• [WRITTEN EXERCISE]:
Reproduce the material below line for line, without any change, and leave out the picture lines.

• [INFORMATION SUPPLIED]:
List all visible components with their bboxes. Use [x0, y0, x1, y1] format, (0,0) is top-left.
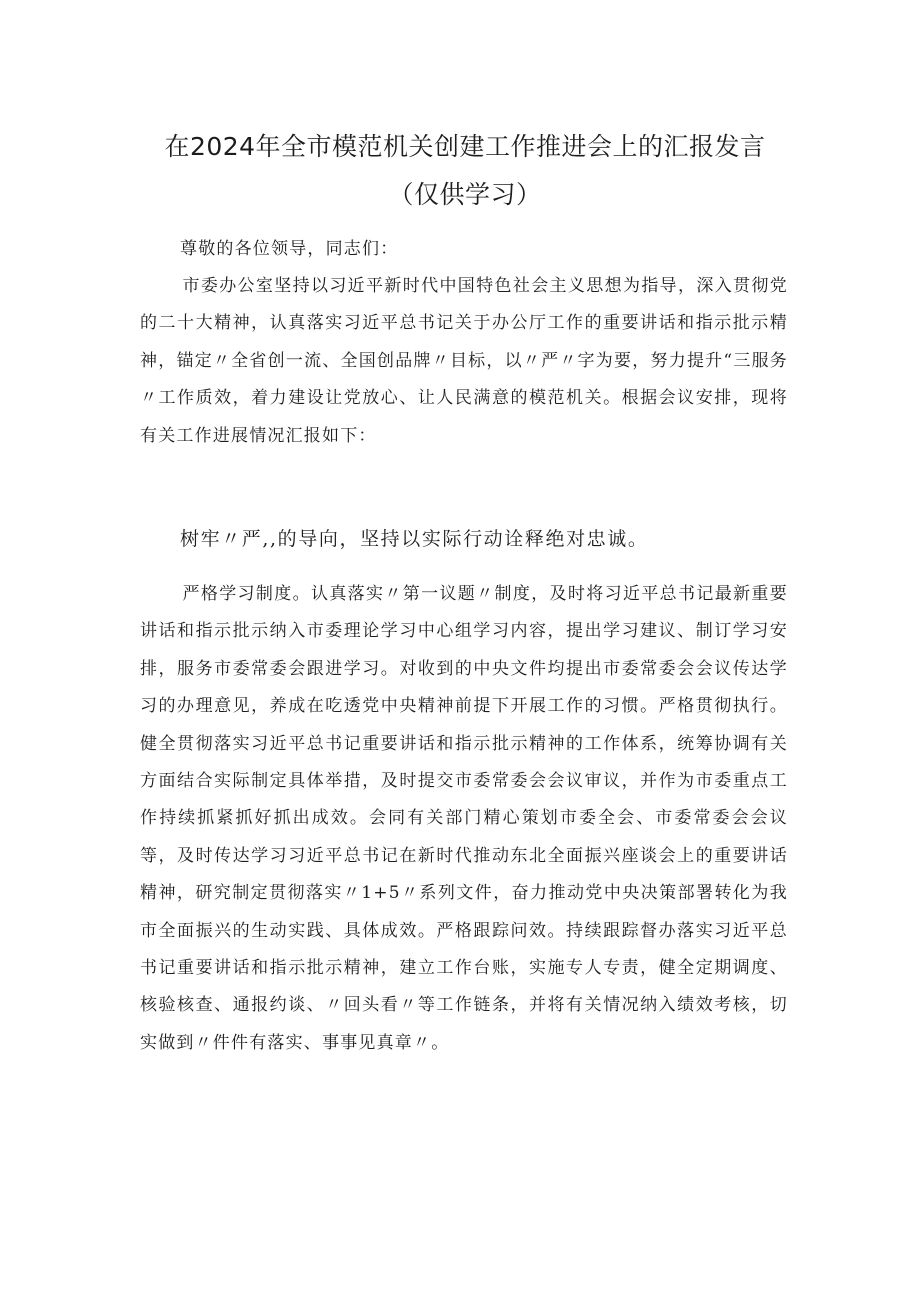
- section-heading: 树牢〃严,,的导向，坚持以实际行动诠释绝对忠诚。: [180, 528, 649, 550]
- body-paragraph: 严格学习制度。认真落实〃第一议题〃制度，及时将习近平总书记最新重要讲话和指示批示纳入市委理论学习中心组学习内容，提出学习建议、制订学习安排，服务市委常委会跟进学习。对收到的中央文件均提出市委常委会会议传达学习的办理意见，养成在吃透党中央精神前提下开展工作的习惯。严格贯彻执行。健全贯彻落实习近平总书记重要讲话和指示批示精神的工作体系，统筹协调有关方面结合实际制定具体举措，及时提交市委常委会会议审议，并作为市委重点工作持续抓紧抓好抓出成效。会同有关部门精心策划市委全会、市委常委会会议等，及时传达学习习近平总书记在新时代推动东北全面振兴座谈会上的重要讲话精神，研究制定贯彻落实〃1+5〃系列文件，奋力推动党中央决策部署转化为我市全面振兴的生动实践、具体成效。严格跟踪问效。持续跟踪督办落实习近平总书记重要讲话和指示批示精神，建立工作台账，实施专人专责，健全定期调度、核验核查、通报约谈、〃回头看〃等工作链条，并将有关情况纳入绩效考核，切实做到〃件件有落实、事事见真章〃。: [140, 584, 788, 1053]
- salutation: 尊敬的各位领导，同志们：: [180, 239, 399, 259]
- intro-paragraph: 市委办公室坚持以习近平新时代中国特色社会主义思想为指导，深入贯彻党的二十大精神，认真落实习近平总书记关于办公厅工作的重要讲话和指示批示精神，锚定〃全省创一流、全国创品牌〃目标，以〃严〃字为要，努力提升“三服务〃工作质效，着力建设让党放心、让人民满意的模范机关。根据会议安排，现将有关工作进展情况汇报如下：: [140, 276, 788, 446]
- document-title: 在2024年全市模范机关创建工作推进会上的汇报发言（仅供学习）: [164, 132, 766, 209]
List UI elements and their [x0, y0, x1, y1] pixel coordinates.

• [REPLY TO THE TASK]:
List all visible components with their bboxes. Use [x0, y0, x1, y1] format, (0,0) is top-left.
- section-heading: 树牢〃严,,的导向，坚持以实际行动诠释绝对忠诚。: [180, 528, 649, 550]
- body-paragraph: 严格学习制度。认真落实〃第一议题〃制度，及时将习近平总书记最新重要讲话和指示批示纳入市委理论学习中心组学习内容，提出学习建议、制订学习安排，服务市委常委会跟进学习。对收到的中央文件均提出市委常委会会议传达学习的办理意见，养成在吃透党中央精神前提下开展工作的习惯。严格贯彻执行。健全贯彻落实习近平总书记重要讲话和指示批示精神的工作体系，统筹协调有关方面结合实际制定具体举措，及时提交市委常委会会议审议，并作为市委重点工作持续抓紧抓好抓出成效。会同有关部门精心策划市委全会、市委常委会会议等，及时传达学习习近平总书记在新时代推动东北全面振兴座谈会上的重要讲话精神，研究制定贯彻落实〃1+5〃系列文件，奋力推动党中央决策部署转化为我市全面振兴的生动实践、具体成效。严格跟踪问效。持续跟踪督办落实习近平总书记重要讲话和指示批示精神，建立工作台账，实施专人专责，健全定期调度、核验核查、通报约谈、〃回头看〃等工作链条，并将有关情况纳入绩效考核，切实做到〃件件有落实、事事见真章〃。: [140, 584, 788, 1053]
- salutation: 尊敬的各位领导，同志们：: [180, 239, 399, 259]
- intro-paragraph: 市委办公室坚持以习近平新时代中国特色社会主义思想为指导，深入贯彻党的二十大精神，认真落实习近平总书记关于办公厅工作的重要讲话和指示批示精神，锚定〃全省创一流、全国创品牌〃目标，以〃严〃字为要，努力提升“三服务〃工作质效，着力建设让党放心、让人民满意的模范机关。根据会议安排，现将有关工作进展情况汇报如下：: [140, 276, 788, 446]
- document-title: 在2024年全市模范机关创建工作推进会上的汇报发言（仅供学习）: [164, 132, 766, 209]
List UI elements and their [x0, y0, x1, y1] pixel coordinates.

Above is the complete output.